Aim |
From the entries below, pull out each line where "ylabel" appears.

Figure record listings:
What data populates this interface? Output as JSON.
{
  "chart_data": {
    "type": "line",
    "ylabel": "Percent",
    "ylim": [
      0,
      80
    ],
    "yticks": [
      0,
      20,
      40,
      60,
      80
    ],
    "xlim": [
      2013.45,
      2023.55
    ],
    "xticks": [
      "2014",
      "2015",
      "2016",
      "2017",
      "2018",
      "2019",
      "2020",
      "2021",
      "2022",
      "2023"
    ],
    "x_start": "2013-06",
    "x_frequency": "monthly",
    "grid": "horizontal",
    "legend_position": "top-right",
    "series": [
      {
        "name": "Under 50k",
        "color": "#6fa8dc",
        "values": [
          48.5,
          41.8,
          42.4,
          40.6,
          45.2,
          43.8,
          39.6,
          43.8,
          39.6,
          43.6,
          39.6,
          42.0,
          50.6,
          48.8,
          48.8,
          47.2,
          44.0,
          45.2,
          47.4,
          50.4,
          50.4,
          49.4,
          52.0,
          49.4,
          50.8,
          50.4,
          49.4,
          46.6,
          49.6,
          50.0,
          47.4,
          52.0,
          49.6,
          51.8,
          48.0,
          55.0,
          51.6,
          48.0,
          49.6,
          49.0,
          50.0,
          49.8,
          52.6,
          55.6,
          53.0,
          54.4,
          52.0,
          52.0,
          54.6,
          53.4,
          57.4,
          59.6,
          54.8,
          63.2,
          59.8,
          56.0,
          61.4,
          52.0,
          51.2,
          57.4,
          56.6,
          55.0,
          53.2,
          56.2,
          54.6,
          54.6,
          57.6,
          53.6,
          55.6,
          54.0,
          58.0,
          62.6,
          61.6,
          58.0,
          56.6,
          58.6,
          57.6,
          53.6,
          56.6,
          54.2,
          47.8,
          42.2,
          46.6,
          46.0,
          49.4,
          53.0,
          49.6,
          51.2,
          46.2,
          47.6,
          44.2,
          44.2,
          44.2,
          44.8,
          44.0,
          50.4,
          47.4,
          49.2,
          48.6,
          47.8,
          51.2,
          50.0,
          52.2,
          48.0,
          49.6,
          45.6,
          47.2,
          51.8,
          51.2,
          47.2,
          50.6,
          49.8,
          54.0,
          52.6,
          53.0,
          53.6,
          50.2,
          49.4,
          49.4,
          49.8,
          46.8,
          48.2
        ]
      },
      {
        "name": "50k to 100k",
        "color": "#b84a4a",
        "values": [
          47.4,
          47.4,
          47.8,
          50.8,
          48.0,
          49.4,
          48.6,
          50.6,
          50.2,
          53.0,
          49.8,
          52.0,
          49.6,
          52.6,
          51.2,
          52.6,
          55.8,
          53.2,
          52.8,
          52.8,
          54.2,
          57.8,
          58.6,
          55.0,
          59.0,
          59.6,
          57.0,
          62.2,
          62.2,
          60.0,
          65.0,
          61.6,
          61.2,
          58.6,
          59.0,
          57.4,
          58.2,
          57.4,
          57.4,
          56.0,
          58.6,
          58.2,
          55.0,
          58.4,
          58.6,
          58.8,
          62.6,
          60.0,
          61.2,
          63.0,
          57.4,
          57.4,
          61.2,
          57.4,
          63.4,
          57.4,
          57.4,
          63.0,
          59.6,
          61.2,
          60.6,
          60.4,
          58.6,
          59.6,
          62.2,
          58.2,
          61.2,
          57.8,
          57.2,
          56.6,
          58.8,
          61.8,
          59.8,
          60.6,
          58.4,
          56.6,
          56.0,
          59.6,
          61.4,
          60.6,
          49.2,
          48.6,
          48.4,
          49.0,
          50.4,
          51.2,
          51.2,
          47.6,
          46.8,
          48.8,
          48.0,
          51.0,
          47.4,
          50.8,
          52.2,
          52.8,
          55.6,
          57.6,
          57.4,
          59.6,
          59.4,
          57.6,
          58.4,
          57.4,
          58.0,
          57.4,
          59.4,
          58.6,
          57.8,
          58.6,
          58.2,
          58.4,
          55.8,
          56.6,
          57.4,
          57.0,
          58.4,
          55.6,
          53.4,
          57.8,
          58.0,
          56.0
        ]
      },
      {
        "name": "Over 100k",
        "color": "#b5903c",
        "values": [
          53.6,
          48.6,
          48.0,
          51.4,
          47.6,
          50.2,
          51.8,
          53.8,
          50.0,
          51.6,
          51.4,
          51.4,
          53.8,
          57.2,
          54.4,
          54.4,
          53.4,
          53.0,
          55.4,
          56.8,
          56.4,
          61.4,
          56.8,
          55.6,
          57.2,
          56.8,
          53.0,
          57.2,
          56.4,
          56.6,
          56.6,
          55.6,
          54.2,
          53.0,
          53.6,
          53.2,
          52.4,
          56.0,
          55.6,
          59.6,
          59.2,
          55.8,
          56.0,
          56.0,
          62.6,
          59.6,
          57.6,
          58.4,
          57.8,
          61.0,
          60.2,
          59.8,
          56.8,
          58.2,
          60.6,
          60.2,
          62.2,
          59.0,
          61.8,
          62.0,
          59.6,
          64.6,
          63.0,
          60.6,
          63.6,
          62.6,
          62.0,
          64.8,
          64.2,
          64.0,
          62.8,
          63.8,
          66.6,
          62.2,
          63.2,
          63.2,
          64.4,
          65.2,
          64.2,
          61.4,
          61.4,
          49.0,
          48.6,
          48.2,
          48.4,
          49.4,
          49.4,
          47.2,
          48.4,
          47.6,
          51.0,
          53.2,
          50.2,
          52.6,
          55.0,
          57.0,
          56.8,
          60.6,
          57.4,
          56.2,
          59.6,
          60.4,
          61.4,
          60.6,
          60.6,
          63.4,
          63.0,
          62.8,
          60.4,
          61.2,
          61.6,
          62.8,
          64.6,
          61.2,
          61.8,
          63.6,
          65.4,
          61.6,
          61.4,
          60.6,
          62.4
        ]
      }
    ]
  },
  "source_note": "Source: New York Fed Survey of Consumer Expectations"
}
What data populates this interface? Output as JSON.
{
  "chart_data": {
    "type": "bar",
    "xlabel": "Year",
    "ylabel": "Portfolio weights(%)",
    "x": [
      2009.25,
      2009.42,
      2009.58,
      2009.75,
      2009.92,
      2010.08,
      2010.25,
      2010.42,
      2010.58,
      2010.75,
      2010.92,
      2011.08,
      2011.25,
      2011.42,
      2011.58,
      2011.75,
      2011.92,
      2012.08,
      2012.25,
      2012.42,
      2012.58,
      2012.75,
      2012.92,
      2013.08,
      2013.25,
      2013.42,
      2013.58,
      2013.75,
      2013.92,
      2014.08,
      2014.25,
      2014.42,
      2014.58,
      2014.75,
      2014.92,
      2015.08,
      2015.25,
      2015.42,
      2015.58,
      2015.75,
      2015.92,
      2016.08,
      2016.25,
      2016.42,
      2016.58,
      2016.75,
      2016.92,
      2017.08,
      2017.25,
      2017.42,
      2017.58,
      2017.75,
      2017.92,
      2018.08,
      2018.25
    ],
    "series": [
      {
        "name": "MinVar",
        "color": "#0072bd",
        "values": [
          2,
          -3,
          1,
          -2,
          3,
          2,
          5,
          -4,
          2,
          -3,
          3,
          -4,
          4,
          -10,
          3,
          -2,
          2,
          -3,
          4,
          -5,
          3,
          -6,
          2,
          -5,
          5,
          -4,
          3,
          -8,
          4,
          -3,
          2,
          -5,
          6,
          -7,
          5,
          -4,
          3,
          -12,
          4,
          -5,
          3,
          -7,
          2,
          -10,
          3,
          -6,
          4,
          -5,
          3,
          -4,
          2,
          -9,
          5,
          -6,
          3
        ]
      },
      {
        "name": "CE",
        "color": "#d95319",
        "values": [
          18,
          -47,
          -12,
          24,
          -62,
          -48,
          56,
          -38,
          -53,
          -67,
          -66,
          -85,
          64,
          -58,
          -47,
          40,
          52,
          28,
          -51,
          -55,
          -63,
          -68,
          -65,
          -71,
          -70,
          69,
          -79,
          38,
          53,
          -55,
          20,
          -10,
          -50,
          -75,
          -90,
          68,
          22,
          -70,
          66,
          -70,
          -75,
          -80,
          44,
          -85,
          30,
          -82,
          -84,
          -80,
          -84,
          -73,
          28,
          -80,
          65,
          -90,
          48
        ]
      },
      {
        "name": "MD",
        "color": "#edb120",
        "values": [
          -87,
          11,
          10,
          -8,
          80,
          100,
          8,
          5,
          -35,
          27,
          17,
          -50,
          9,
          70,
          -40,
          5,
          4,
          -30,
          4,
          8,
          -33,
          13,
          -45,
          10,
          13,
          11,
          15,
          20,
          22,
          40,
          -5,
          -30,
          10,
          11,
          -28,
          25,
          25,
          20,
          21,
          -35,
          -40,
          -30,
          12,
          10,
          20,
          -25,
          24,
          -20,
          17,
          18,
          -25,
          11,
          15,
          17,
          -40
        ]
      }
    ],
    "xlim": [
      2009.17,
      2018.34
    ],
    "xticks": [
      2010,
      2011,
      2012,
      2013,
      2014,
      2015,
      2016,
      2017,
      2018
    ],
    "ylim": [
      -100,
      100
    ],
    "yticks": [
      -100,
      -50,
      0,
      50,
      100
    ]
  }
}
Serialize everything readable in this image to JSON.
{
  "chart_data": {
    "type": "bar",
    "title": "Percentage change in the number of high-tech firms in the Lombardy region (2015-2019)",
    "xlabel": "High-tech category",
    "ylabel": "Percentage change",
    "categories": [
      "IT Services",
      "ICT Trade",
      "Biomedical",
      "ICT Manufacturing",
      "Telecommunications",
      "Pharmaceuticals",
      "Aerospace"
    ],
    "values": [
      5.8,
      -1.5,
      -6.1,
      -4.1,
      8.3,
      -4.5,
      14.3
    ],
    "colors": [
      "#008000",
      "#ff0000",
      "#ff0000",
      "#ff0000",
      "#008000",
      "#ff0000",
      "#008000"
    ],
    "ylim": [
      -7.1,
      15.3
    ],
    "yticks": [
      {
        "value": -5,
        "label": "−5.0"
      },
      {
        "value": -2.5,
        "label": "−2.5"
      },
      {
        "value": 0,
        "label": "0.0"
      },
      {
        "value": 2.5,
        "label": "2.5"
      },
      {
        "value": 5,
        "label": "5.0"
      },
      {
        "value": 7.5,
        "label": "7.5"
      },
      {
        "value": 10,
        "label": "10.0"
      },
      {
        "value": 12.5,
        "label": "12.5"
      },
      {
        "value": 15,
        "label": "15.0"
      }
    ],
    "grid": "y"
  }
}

Result of the exercise |
    "ylabel": "Percent",
    "ylabel": "Portfolio weights(%)",
    "ylabel": "Percentage change",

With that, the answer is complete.